Reading passage ▸
§

Jaggu Dada is a 2016 Indian Kannada-language masala film directed and produced by Raghavendra Hegde. The movie stars Darshan as the lead protagonist, and actress and model Deeksha Seth as the female lead. Rachita Ram and Pranitha Subhash making guest appearances. The film released on 10 June 2016 across Karnataka.

Plot 
Jaggu Dada belongs to a family of dons. His grandfather Shankar Dada retires from his don activities, realizing his mistake, insists that his son Veeru Dada and grandson Jaggu Dada also withdraw from their business. But Jaggu Dada's mother builds up an ambition to make him an international don and marry him off to a bar dancer Champa. Shankar Dada, on his death bed, calls Jaggu and makes him vow not to indulge in don activities and marry a socially moral girl, not Champa. Upon his death, Shankar Dada is shown to become a spirit and begins haunting Jaggu to fulfil his promise. Jaggu Dada goes to Mumbai as 'Jayadev' not revealing his real identity. He takes the help of Gowri who runs a marriage bureau. After rejecting two girls, he meets another girl who wants to study but just accepted for her parents’ happiness. He helps her to talk to her parents. Later he falls for Gowri who too later reciprocates it. But after learning of his criminal past she breaks up with him and is forced to marry a gunda. On the day of her marriage, Jaggu's mother and Champa realize their mistake and give hope to Gowri. Jaggu manages with the help of his grandfather's spirit to marry Gowri and lives happily.

Cast

 Darshan as Jaggu Dada
 Deeksha Seth as Gowri
 Ananth Nag as Sathya Narayan
 P. Ravi Shankar as Shankar Dada
 Urvashi as Jaggu Dada's mother
 Srujan Lokesh as Majnu
 Sharath Lohitashwa as Veeru Dada
 Vishal Hegde as Venki
 Gayathri Iyer as Champa
 Rajat Bedi as Mumbai Don Subhash bhai
 Amit Tiwari as Sakhti, Subhash Bhai's brother 
 Achyuth Kumar as Uday Naik
 Shobhraj
 Sadhu Kokila as Sorcerer
 Bullet Prakash
 Rachita Ram in a guest appearance
 Deepika Kamaiah in a guest appearance
 Pranitha Subhash as a Cameo appearance
 Sanketh Kashi

Production
The team has shot for Jaggu Dada in Bengaluru, Mumbai, Goa etc. Two songs of the film have been shot in some of the remote places in Italy. At Pompeii, the film unit shot some sequences making it the first Indian film to explore the place.

Soundtrack 

Music is composed by V. Harikrishna Paresh shah. Audio of the movie is released on 9 May 2016 through D-Beats.

§

Source material ▸
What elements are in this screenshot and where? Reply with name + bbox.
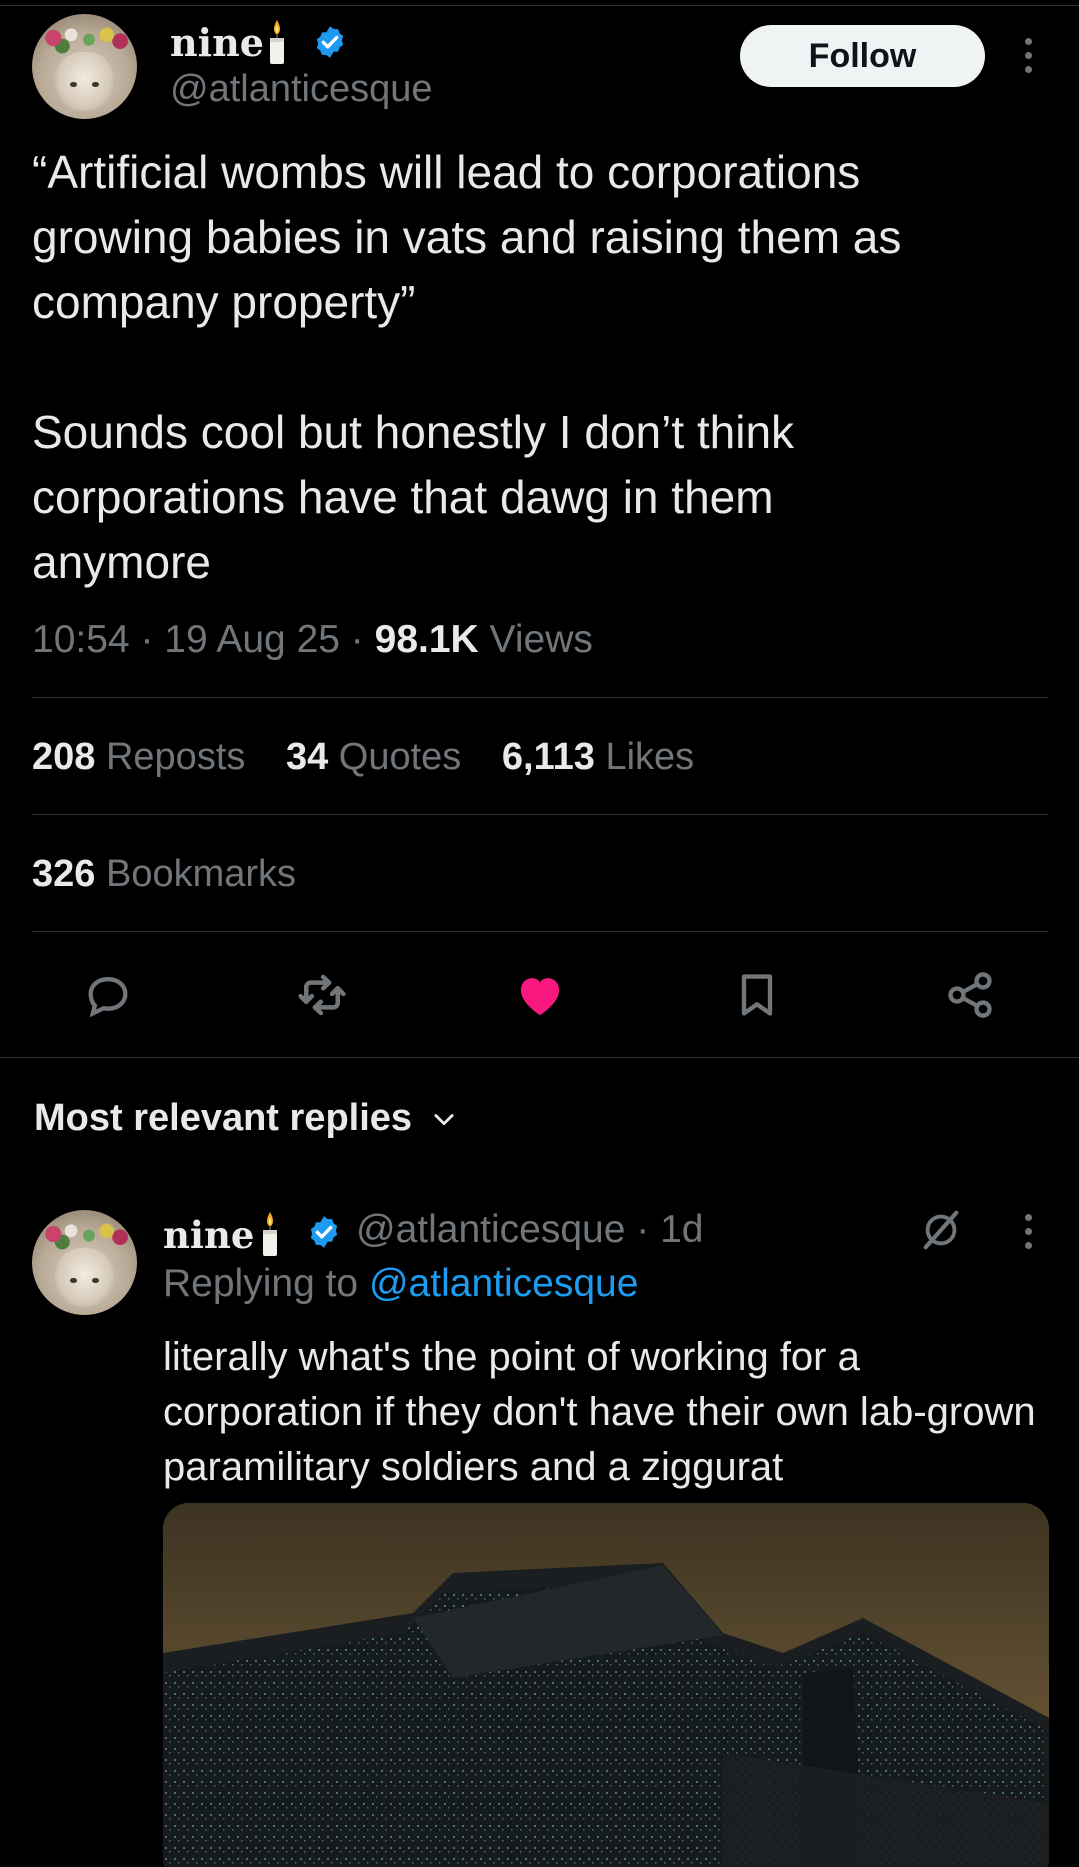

§

Complete the following ▸
1. In the Jaggu Dada article, where did the film unit shoot sequences that made it the first Indian film to explore the place?
2. From the Jaggu Dada article, copy the part from "Jaggu Dada is" up to and including "2016 across Karnataka.".
3. Translate this sentence from the Jaggu Dada article into Spanish: "The film released on 10 June 2016 across Karnataka."
You won't need the lines for this.

Solution list ▸
1. Pompeii

2.
Jaggu Dada is a 2016 Indian Kannada-language masala film directed and produced by Raghavendra Hegde. The movie stars Darshan as the lead protagonist, and actress and model Deeksha Seth as the female lead. Rachita Ram and Pranitha Subhash making guest appearances. The film released on 10 June 2016 across Karnataka.

3. La película se estrenó el 10 de junio de 2016 en todo Karnataka.